#### Exercise description:
Transcribe each entry below exactly. Pictures do not go in the copy.
########
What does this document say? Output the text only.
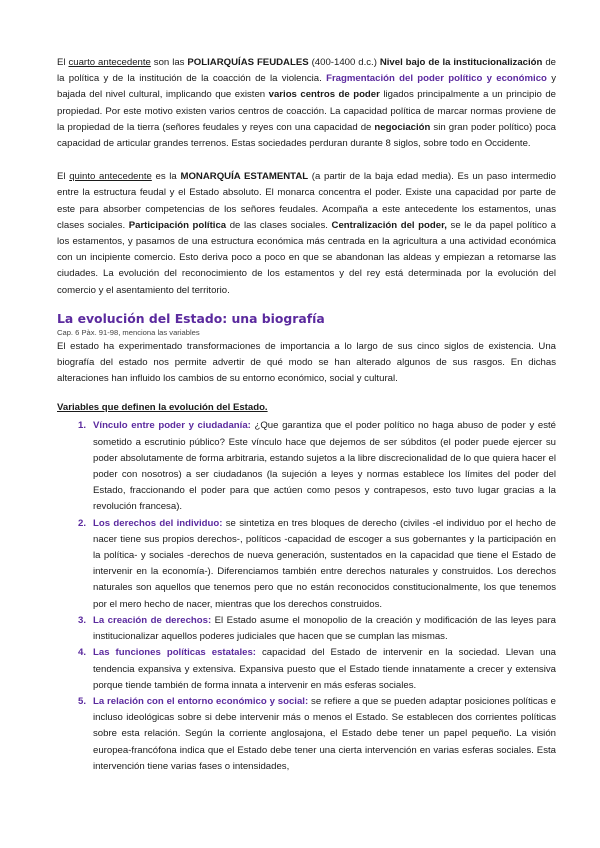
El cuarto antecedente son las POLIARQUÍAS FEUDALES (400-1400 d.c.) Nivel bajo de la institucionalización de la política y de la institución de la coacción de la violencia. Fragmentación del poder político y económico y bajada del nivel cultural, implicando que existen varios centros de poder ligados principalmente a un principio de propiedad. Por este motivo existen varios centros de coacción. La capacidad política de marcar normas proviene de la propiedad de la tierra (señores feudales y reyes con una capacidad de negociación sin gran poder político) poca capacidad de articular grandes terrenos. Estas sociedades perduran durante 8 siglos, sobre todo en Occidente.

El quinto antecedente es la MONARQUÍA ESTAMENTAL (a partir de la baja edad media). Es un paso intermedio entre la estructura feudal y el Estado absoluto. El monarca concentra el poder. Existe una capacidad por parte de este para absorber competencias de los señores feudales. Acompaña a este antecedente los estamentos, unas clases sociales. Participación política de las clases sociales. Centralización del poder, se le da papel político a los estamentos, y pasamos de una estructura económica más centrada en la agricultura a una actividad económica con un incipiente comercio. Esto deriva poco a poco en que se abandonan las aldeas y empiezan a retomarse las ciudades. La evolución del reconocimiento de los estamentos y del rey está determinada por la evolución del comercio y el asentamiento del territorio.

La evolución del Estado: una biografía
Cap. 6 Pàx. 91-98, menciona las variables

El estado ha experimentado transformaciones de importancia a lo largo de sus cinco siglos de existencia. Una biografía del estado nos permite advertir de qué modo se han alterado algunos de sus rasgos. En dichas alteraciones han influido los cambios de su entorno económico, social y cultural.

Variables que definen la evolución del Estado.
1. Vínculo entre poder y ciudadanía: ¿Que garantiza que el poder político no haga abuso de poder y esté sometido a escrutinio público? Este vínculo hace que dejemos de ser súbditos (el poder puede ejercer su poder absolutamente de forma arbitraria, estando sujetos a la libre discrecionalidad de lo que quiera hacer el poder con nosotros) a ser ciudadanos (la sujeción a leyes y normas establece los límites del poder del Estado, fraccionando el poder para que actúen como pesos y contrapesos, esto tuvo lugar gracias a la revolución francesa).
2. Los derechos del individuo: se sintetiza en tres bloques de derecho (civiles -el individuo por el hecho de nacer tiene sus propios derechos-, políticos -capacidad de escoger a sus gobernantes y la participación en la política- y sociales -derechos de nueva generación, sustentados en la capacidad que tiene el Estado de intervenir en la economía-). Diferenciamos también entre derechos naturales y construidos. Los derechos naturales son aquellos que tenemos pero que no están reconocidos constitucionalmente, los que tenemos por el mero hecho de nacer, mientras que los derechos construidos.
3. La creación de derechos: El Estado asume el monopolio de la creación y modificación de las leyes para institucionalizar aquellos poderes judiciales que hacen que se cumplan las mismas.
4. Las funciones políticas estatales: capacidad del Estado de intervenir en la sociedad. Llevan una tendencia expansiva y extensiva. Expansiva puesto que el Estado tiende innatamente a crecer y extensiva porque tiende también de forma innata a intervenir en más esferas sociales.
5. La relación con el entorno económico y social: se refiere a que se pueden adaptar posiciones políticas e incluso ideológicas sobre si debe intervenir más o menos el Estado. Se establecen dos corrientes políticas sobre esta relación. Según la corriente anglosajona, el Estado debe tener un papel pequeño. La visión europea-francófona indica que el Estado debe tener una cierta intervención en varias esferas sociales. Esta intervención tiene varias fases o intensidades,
########
#### Solution for this problem:
What does this document say? Output the text only.
El cuarto antecedente son las POLIARQUÍAS FEUDALES (400-1400 d.c.) Nivel bajo de la institucionalización de la política y de la institución de la coacción de la violencia. Fragmentación del poder político y económico y bajada del nivel cultural, implicando que existen varios centros de poder ligados principalmente a un principio de propiedad. Por este motivo existen varios centros de coacción. La capacidad política de marcar normas proviene de la propiedad de la tierra (señores feudales y reyes con una capacidad de negociación sin gran poder político) poca capacidad de articular grandes terrenos. Estas sociedades perduran durante 8 siglos, sobre todo en Occidente.

El quinto antecedente es la MONARQUÍA ESTAMENTAL (a partir de la baja edad media). Es un paso intermedio entre la estructura feudal y el Estado absoluto. El monarca concentra el poder. Existe una capacidad por parte de este para absorber competencias de los señores feudales. Acompaña a este antecedente los estamentos, unas clases sociales. Participación política de las clases sociales. Centralización del poder, se le da papel político a los estamentos, y pasamos de una estructura económica más centrada en la agricultura a una actividad económica con un incipiente comercio. Esto deriva poco a poco en que se abandonan las aldeas y empiezan a retomarse las ciudades. La evolución del reconocimiento de los estamentos y del rey está determinada por la evolución del comercio y el asentamiento del territorio.

La evolución del Estado: una biografía
Cap. 6 Pàx. 91-98, menciona las variables

El estado ha experimentado transformaciones de importancia a lo largo de sus cinco siglos de existencia. Una biografía del estado nos permite advertir de qué modo se han alterado algunos de sus rasgos. En dichas alteraciones han influido los cambios de su entorno económico, social y cultural.

Variables que definen la evolución del Estado.
1. Vínculo entre poder y ciudadanía: ¿Que garantiza que el poder político no haga abuso de poder y esté sometido a escrutinio público? Este vínculo hace que dejemos de ser súbditos (el poder puede ejercer su poder absolutamente de forma arbitraria, estando sujetos a la libre discrecionalidad de lo que quiera hacer el poder con nosotros) a ser ciudadanos (la sujeción a leyes y normas establece los límites del poder del Estado, fraccionando el poder para que actúen como pesos y contrapesos, esto tuvo lugar gracias a la revolución francesa).
2. Los derechos del individuo: se sintetiza en tres bloques de derecho (civiles -el individuo por el hecho de nacer tiene sus propios derechos-, políticos -capacidad de escoger a sus gobernantes y la participación en la política- y sociales -derechos de nueva generación, sustentados en la capacidad que tiene el Estado de intervenir en la economía-). Diferenciamos también entre derechos naturales y construidos. Los derechos naturales son aquellos que tenemos pero que no están reconocidos constitucionalmente, los que tenemos por el mero hecho de nacer, mientras que los derechos construidos.
3. La creación de derechos: El Estado asume el monopolio de la creación y modificación de las leyes para institucionalizar aquellos poderes judiciales que hacen que se cumplan las mismas.
4. Las funciones políticas estatales: capacidad del Estado de intervenir en la sociedad. Llevan una tendencia expansiva y extensiva. Expansiva puesto que el Estado tiende innatamente a crecer y extensiva porque tiende también de forma innata a intervenir en más esferas sociales.
5. La relación con el entorno económico y social: se refiere a que se pueden adaptar posiciones políticas e incluso ideológicas sobre si debe intervenir más o menos el Estado. Se establecen dos corrientes políticas sobre esta relación. Según la corriente anglosajona, el Estado debe tener un papel pequeño. La visión europea-francófona indica que el Estado debe tener una cierta intervención en varias esferas sociales. Esta intervención tiene varias fases o intensidades,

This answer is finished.